§ **Objective**:
Gather all lines in the entries below that include the word "frac".

§ **Records for this exercise**:
******************************

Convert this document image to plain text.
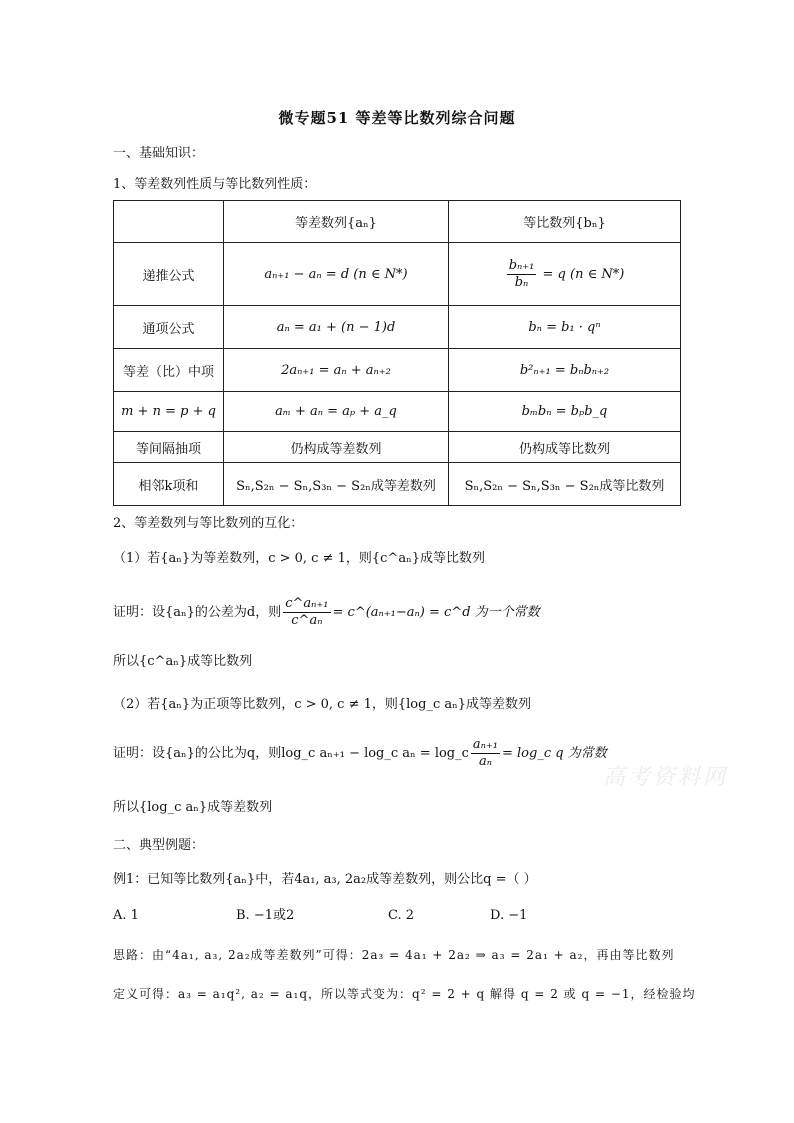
微专题51 等差等比数列综合问题
一、基础知识：
1、等差数列性质与等比数列性质：
	等差数列{aₙ}	等比数列{bₙ}
递推公式	aₙ₊₁ − aₙ = d (n ∈ N*)	$\frac{\text{bₙ₊₁}}{\text{bₙ}} = q$ (n ∈ N*)
通项公式	aₙ = a₁ + (n − 1)d	bₙ = b₁ · qⁿ
等差（比）中项	2aₙ₊₁ = aₙ + aₙ₊₂	b²ₙ₊₁ = bₙbₙ₊₂
m + n = p + q	aₘ + aₙ = aₚ + a_q	bₘbₙ = bₚb_q
等间隔抽项	仍构成等差数列	仍构成等比数列
相邻k项和	Sₙ,S₂ₙ − Sₙ,S₃ₙ − S₂ₙ成等差数列	Sₙ,S₂ₙ − Sₙ,S₃ₙ − S₂ₙ成等比数列
2、等差数列与等比数列的互化：
（1）若{aₙ}为等差数列，c > 0, c ≠ 1，则{c^aₙ}成等比数列
证明：设{aₙ}的公差为d，则 $\frac{\text{c\textasciicircum{}aₙ₊₁}}{\text{c\textasciicircum{}aₙ}}$ = c^(aₙ₊₁−aₙ) = c^d 为一个常数
所以{c^aₙ}成等比数列
（2）若{aₙ}为正项等比数列，c > 0, c ≠ 1，则{log_c aₙ}成等差数列
证明：设{aₙ}的公比为q，则log_c aₙ₊₁ − log_c aₙ = log_c $\frac{\text{aₙ₊₁}}{\text{aₙ}}$ = log_c q 为常数
高考资料网
所以{log_c aₙ}成等差数列
二、典型例题：
例1：已知等比数列{aₙ}中，若4a₁, a₃, 2a₂成等差数列，则公比q =（ ）
A. 1	B. −1或2	C. 2	D. −1
思路：由“4a₁, a₃, 2a₂成等差数列”可得：2a₃ = 4a₁ + 2a₂ ⇒ a₃ = 2a₁ + a₂，再由等比数列
定义可得：a₃ = a₁q², a₂ = a₁q，所以等式变为：q² = 2 + q 解得 q = 2 或 q = −1，经检验均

******************************

§ **Expected answer**:
递推公式	aₙ₊₁ − aₙ = d (n ∈ N*)	$\frac{\text{bₙ₊₁}}{\text{bₙ}} = q$ (n ∈ N*)
证明：设{aₙ}的公差为d，则 $\frac{\text{c\textasciicircum{}aₙ₊₁}}{\text{c\textasciicircum{}aₙ}}$ = c^(aₙ₊₁−aₙ) = c^d 为一个常数
证明：设{aₙ}的公比为q，则log_c aₙ₊₁ − log_c aₙ = log_c $\frac{\text{aₙ₊₁}}{\text{aₙ}}$ = log_c q 为常数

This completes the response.